- SHORT PROBLEM -
Reproduce the material below, swapping every instance of "furniture-label" for "item-label" and leaving the rest untouched.

━━━━

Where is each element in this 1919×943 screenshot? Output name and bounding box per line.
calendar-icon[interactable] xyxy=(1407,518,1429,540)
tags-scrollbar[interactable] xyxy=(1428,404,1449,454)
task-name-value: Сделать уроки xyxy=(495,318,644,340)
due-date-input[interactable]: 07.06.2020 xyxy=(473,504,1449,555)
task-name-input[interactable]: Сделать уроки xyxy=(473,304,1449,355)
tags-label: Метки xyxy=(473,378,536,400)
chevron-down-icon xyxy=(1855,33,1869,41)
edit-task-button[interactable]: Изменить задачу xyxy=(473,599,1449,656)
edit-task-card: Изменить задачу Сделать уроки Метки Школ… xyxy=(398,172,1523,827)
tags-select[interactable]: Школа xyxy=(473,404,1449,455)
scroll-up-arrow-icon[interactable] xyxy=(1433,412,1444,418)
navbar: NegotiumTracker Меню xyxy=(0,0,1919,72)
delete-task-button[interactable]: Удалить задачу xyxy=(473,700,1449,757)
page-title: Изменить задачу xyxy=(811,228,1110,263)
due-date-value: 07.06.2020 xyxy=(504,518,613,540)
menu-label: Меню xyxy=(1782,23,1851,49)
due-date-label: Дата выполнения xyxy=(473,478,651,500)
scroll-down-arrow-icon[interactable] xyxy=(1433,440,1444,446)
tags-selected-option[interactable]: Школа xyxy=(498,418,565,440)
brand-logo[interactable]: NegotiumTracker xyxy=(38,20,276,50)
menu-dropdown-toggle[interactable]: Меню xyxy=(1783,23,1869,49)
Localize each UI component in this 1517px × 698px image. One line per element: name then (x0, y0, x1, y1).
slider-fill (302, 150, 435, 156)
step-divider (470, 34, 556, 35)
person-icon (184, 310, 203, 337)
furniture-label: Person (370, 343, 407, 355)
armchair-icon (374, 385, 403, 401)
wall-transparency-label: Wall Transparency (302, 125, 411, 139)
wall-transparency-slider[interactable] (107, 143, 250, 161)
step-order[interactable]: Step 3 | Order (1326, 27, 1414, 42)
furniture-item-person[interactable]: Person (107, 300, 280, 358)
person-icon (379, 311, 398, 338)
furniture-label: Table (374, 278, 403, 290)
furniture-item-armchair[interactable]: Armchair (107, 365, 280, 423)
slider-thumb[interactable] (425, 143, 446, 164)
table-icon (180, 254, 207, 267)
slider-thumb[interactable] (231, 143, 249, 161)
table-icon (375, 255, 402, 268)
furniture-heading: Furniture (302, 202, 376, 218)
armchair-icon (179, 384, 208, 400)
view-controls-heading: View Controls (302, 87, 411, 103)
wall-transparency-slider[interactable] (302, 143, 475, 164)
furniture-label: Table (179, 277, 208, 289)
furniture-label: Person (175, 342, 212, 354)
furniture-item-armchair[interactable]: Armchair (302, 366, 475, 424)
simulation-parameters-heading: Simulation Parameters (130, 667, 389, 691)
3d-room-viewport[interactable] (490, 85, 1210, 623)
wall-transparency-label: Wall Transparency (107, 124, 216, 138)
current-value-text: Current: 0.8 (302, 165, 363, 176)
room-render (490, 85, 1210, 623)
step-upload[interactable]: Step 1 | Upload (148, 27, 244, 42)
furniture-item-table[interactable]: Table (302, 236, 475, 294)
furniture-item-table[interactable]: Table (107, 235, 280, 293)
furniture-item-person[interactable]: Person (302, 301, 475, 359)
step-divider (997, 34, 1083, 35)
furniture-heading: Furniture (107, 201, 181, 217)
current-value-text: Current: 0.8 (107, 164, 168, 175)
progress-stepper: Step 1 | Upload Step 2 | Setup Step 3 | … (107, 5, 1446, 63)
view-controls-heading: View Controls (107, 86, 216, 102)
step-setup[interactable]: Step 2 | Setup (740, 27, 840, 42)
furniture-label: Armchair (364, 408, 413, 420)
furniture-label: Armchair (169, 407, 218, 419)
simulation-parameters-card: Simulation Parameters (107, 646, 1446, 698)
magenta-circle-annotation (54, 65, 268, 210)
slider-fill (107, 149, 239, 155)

━━━━

- WRITTEN ANSWER -
Where is each element in this 1919×943 screenshot? Output name and bounding box per line.
calendar-icon[interactable] xyxy=(1407,518,1429,540)
tags-scrollbar[interactable] xyxy=(1428,404,1449,454)
task-name-value: Сделать уроки xyxy=(495,318,644,340)
due-date-input[interactable]: 07.06.2020 xyxy=(473,504,1449,555)
task-name-input[interactable]: Сделать уроки xyxy=(473,304,1449,355)
tags-label: Метки xyxy=(473,378,536,400)
chevron-down-icon xyxy=(1855,33,1869,41)
edit-task-button[interactable]: Изменить задачу xyxy=(473,599,1449,656)
edit-task-card: Изменить задачу Сделать уроки Метки Школ… xyxy=(398,172,1523,827)
tags-select[interactable]: Школа xyxy=(473,404,1449,455)
scroll-up-arrow-icon[interactable] xyxy=(1433,412,1444,418)
navbar: NegotiumTracker Меню xyxy=(0,0,1919,72)
delete-task-button[interactable]: Удалить задачу xyxy=(473,700,1449,757)
page-title: Изменить задачу xyxy=(811,228,1110,263)
due-date-value: 07.06.2020 xyxy=(504,518,613,540)
menu-label: Меню xyxy=(1782,23,1851,49)
due-date-label: Дата выполнения xyxy=(473,478,651,500)
scroll-down-arrow-icon[interactable] xyxy=(1433,440,1444,446)
tags-selected-option[interactable]: Школа xyxy=(498,418,565,440)
brand-logo[interactable]: NegotiumTracker xyxy=(38,20,276,50)
menu-dropdown-toggle[interactable]: Меню xyxy=(1783,23,1869,49)
Localize each UI component in this 1517px × 698px image. One line per element: name then (x0, y0, x1, y1).
slider-fill (302, 150, 435, 156)
step-divider (470, 34, 556, 35)
person-icon (184, 310, 203, 337)
item-label: Person (370, 343, 407, 355)
armchair-icon (374, 385, 403, 401)
wall-transparency-label: Wall Transparency (302, 125, 411, 139)
wall-transparency-slider[interactable] (107, 143, 250, 161)
step-order[interactable]: Step 3 | Order (1326, 27, 1414, 42)
furniture-item-person[interactable]: Person (107, 300, 280, 358)
person-icon (379, 311, 398, 338)
item-label: Table (374, 278, 403, 290)
furniture-item-armchair[interactable]: Armchair (107, 365, 280, 423)
slider-thumb[interactable] (425, 143, 446, 164)
table-icon (180, 254, 207, 267)
slider-thumb[interactable] (231, 143, 249, 161)
table-icon (375, 255, 402, 268)
furniture-heading: Furniture (302, 202, 376, 218)
armchair-icon (179, 384, 208, 400)
view-controls-heading: View Controls (302, 87, 411, 103)
wall-transparency-slider[interactable] (302, 143, 475, 164)
item-label: Table (179, 277, 208, 289)
item-label: Person (175, 342, 212, 354)
furniture-item-armchair[interactable]: Armchair (302, 366, 475, 424)
simulation-parameters-heading: Simulation Parameters (130, 667, 389, 691)
3d-room-viewport[interactable] (490, 85, 1210, 623)
wall-transparency-label: Wall Transparency (107, 124, 216, 138)
current-value-text: Current: 0.8 (302, 165, 363, 176)
room-render (490, 85, 1210, 623)
step-upload[interactable]: Step 1 | Upload (148, 27, 244, 42)
furniture-item-table[interactable]: Table (302, 236, 475, 294)
furniture-item-table[interactable]: Table (107, 235, 280, 293)
furniture-item-person[interactable]: Person (302, 301, 475, 359)
step-divider (997, 34, 1083, 35)
furniture-heading: Furniture (107, 201, 181, 217)
current-value-text: Current: 0.8 (107, 164, 168, 175)
progress-stepper: Step 1 | Upload Step 2 | Setup Step 3 | … (107, 5, 1446, 63)
view-controls-heading: View Controls (107, 86, 216, 102)
step-setup[interactable]: Step 2 | Setup (740, 27, 840, 42)
item-label: Armchair (364, 408, 413, 420)
item-label: Armchair (169, 407, 218, 419)
simulation-parameters-card: Simulation Parameters (107, 646, 1446, 698)
magenta-circle-annotation (54, 65, 268, 210)
slider-fill (107, 149, 239, 155)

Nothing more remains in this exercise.